Figure content listings:
- - -

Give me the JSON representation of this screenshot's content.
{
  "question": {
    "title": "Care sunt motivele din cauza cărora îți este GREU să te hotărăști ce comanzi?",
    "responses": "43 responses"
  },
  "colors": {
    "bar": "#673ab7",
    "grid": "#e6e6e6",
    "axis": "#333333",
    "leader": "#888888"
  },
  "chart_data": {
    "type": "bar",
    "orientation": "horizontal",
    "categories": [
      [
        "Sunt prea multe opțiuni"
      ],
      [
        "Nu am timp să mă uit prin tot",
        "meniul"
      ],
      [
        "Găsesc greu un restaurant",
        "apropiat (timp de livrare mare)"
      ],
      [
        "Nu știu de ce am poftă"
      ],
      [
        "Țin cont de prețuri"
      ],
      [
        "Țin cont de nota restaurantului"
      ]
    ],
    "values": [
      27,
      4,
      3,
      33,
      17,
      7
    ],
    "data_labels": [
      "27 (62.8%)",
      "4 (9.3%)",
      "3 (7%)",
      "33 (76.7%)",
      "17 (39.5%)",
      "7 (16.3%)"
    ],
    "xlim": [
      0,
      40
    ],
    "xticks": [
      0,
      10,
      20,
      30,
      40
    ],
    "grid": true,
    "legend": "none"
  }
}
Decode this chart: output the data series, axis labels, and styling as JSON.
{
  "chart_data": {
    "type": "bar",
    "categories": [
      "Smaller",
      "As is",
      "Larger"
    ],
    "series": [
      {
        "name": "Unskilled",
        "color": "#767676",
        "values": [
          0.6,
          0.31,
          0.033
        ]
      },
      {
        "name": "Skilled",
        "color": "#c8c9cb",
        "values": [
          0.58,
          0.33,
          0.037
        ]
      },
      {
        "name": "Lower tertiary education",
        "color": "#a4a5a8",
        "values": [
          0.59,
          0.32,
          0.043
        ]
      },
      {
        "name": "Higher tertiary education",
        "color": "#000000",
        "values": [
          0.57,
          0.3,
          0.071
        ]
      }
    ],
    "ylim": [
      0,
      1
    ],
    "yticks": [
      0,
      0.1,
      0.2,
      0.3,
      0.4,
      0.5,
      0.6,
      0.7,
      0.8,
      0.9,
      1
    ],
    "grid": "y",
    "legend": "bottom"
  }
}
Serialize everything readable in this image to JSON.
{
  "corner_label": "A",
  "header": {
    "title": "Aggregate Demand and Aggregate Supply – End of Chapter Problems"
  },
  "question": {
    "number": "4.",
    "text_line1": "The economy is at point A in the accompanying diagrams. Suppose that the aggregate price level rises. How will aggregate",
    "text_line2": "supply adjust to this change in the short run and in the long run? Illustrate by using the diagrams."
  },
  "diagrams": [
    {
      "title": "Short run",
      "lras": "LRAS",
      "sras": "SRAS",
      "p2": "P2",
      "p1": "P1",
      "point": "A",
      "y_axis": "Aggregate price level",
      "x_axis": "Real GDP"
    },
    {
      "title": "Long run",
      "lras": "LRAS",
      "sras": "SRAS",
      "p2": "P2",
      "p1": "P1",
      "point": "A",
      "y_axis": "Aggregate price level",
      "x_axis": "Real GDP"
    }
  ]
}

- - -

### [Task statement]
Please output the entire listing exactly as it stands.

### [Result of this exercise]
Give me the JSON representation of this screenshot's content.
{
  "question": {
    "title": "Care sunt motivele din cauza cărora îți este GREU să te hotărăști ce comanzi?",
    "responses": "43 responses"
  },
  "colors": {
    "bar": "#673ab7",
    "grid": "#e6e6e6",
    "axis": "#333333",
    "leader": "#888888"
  },
  "chart_data": {
    "type": "bar",
    "orientation": "horizontal",
    "categories": [
      [
        "Sunt prea multe opțiuni"
      ],
      [
        "Nu am timp să mă uit prin tot",
        "meniul"
      ],
      [
        "Găsesc greu un restaurant",
        "apropiat (timp de livrare mare)"
      ],
      [
        "Nu știu de ce am poftă"
      ],
      [
        "Țin cont de prețuri"
      ],
      [
        "Țin cont de nota restaurantului"
      ]
    ],
    "values": [
      27,
      4,
      3,
      33,
      17,
      7
    ],
    "data_labels": [
      "27 (62.8%)",
      "4 (9.3%)",
      "3 (7%)",
      "33 (76.7%)",
      "17 (39.5%)",
      "7 (16.3%)"
    ],
    "xlim": [
      0,
      40
    ],
    "xticks": [
      0,
      10,
      20,
      30,
      40
    ],
    "grid": true,
    "legend": "none"
  }
}
Decode this chart: output the data series, axis labels, and styling as JSON.
{
  "chart_data": {
    "type": "bar",
    "categories": [
      "Smaller",
      "As is",
      "Larger"
    ],
    "series": [
      {
        "name": "Unskilled",
        "color": "#767676",
        "values": [
          0.6,
          0.31,
          0.033
        ]
      },
      {
        "name": "Skilled",
        "color": "#c8c9cb",
        "values": [
          0.58,
          0.33,
          0.037
        ]
      },
      {
        "name": "Lower tertiary education",
        "color": "#a4a5a8",
        "values": [
          0.59,
          0.32,
          0.043
        ]
      },
      {
        "name": "Higher tertiary education",
        "color": "#000000",
        "values": [
          0.57,
          0.3,
          0.071
        ]
      }
    ],
    "ylim": [
      0,
      1
    ],
    "yticks": [
      0,
      0.1,
      0.2,
      0.3,
      0.4,
      0.5,
      0.6,
      0.7,
      0.8,
      0.9,
      1
    ],
    "grid": "y",
    "legend": "bottom"
  }
}
Serialize everything readable in this image to JSON.
{
  "corner_label": "A",
  "header": {
    "title": "Aggregate Demand and Aggregate Supply – End of Chapter Problems"
  },
  "question": {
    "number": "4.",
    "text_line1": "The economy is at point A in the accompanying diagrams. Suppose that the aggregate price level rises. How will aggregate",
    "text_line2": "supply adjust to this change in the short run and in the long run? Illustrate by using the diagrams."
  },
  "diagrams": [
    {
      "title": "Short run",
      "lras": "LRAS",
      "sras": "SRAS",
      "p2": "P2",
      "p1": "P1",
      "point": "A",
      "y_axis": "Aggregate price level",
      "x_axis": "Real GDP"
    },
    {
      "title": "Long run",
      "lras": "LRAS",
      "sras": "SRAS",
      "p2": "P2",
      "p1": "P1",
      "point": "A",
      "y_axis": "Aggregate price level",
      "x_axis": "Real GDP"
    }
  ]
}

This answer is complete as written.